- [TASK PROMPT]:
Extract every line that includes the string "image".

- [DATA FOR THIS EXERCISE]:
--- Begin ---

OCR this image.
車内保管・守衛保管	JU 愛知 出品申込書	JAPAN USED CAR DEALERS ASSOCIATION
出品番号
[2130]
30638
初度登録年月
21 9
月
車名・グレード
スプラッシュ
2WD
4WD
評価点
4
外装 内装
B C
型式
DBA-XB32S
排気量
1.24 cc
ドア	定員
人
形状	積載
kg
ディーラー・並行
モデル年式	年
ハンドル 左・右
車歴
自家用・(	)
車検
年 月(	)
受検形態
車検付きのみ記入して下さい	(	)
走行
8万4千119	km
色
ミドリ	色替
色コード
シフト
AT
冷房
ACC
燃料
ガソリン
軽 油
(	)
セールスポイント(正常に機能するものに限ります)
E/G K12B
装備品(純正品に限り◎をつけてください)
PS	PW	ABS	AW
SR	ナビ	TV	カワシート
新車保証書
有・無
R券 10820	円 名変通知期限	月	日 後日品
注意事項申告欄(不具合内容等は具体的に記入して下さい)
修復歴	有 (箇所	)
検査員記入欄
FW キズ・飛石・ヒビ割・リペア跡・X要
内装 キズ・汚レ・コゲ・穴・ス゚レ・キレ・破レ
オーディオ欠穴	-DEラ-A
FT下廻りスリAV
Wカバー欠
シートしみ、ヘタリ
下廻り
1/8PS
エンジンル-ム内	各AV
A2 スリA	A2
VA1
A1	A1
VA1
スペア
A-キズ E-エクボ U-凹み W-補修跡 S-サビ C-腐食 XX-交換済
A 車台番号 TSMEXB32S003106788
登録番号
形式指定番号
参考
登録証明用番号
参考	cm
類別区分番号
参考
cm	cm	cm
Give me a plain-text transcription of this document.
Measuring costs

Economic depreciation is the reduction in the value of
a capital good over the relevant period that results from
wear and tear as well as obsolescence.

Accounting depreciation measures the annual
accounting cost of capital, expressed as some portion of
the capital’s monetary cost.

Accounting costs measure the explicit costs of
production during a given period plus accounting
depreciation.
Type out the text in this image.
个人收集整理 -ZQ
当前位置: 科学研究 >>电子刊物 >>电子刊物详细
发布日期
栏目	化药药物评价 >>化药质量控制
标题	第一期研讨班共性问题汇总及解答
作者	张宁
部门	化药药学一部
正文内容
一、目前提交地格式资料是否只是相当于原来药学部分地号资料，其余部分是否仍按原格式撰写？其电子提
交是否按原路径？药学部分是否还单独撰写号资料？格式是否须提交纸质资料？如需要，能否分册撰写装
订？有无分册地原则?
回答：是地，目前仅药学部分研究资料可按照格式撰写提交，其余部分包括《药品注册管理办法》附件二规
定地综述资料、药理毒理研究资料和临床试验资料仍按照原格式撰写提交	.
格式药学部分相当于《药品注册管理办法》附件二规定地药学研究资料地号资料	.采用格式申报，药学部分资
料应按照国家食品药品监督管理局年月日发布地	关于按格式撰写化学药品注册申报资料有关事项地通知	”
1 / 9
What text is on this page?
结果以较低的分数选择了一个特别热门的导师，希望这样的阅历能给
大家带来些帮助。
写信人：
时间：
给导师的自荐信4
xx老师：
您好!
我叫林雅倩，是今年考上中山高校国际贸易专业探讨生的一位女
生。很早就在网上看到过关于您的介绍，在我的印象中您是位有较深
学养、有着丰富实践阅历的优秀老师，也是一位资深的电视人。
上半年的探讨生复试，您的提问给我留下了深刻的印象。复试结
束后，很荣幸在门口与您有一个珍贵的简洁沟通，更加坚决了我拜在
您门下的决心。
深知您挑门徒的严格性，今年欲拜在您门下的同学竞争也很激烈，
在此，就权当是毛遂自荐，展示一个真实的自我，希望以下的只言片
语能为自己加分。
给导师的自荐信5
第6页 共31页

--- End ---

- [WRITTEN RESPONSE]:
OCR this image.
Type out the text in this image.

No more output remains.